• _DATASET EXTRACT_
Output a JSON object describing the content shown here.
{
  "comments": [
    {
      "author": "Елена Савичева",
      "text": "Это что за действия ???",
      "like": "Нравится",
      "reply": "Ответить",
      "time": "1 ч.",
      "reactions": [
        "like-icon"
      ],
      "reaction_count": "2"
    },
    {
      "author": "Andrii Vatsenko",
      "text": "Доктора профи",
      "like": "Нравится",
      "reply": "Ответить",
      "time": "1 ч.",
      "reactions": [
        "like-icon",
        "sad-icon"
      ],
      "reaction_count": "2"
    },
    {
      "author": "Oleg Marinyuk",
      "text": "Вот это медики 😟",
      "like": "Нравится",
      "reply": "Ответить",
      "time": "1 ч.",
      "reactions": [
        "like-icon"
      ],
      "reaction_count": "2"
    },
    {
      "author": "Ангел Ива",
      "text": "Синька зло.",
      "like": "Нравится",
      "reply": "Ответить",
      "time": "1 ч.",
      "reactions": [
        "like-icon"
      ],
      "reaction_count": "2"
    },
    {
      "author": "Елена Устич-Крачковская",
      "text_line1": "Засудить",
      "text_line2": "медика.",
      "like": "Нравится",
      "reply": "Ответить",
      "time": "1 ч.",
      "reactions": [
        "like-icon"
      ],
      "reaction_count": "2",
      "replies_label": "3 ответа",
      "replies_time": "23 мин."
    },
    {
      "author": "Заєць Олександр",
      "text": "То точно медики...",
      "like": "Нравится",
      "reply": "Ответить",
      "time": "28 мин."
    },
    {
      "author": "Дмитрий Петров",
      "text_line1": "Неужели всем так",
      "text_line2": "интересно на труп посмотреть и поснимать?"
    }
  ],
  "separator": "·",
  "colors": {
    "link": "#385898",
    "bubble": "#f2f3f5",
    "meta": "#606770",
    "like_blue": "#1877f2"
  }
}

• _GIVEN TASK_
Transcribe the data. Leave every line exactly as it is.

• _THE COMPLETED TASK_
Output a JSON object describing the content shown here.
{
  "comments": [
    {
      "author": "Елена Савичева",
      "text": "Это что за действия ???",
      "like": "Нравится",
      "reply": "Ответить",
      "time": "1 ч.",
      "reactions": [
        "like-icon"
      ],
      "reaction_count": "2"
    },
    {
      "author": "Andrii Vatsenko",
      "text": "Доктора профи",
      "like": "Нравится",
      "reply": "Ответить",
      "time": "1 ч.",
      "reactions": [
        "like-icon",
        "sad-icon"
      ],
      "reaction_count": "2"
    },
    {
      "author": "Oleg Marinyuk",
      "text": "Вот это медики 😟",
      "like": "Нравится",
      "reply": "Ответить",
      "time": "1 ч.",
      "reactions": [
        "like-icon"
      ],
      "reaction_count": "2"
    },
    {
      "author": "Ангел Ива",
      "text": "Синька зло.",
      "like": "Нравится",
      "reply": "Ответить",
      "time": "1 ч.",
      "reactions": [
        "like-icon"
      ],
      "reaction_count": "2"
    },
    {
      "author": "Елена Устич-Крачковская",
      "text_line1": "Засудить",
      "text_line2": "медика.",
      "like": "Нравится",
      "reply": "Ответить",
      "time": "1 ч.",
      "reactions": [
        "like-icon"
      ],
      "reaction_count": "2",
      "replies_label": "3 ответа",
      "replies_time": "23 мин."
    },
    {
      "author": "Заєць Олександр",
      "text": "То точно медики...",
      "like": "Нравится",
      "reply": "Ответить",
      "time": "28 мин."
    },
    {
      "author": "Дмитрий Петров",
      "text_line1": "Неужели всем так",
      "text_line2": "интересно на труп посмотреть и поснимать?"
    }
  ],
  "separator": "·",
  "colors": {
    "link": "#385898",
    "bubble": "#f2f3f5",
    "meta": "#606770",
    "like_blue": "#1877f2"
  }
}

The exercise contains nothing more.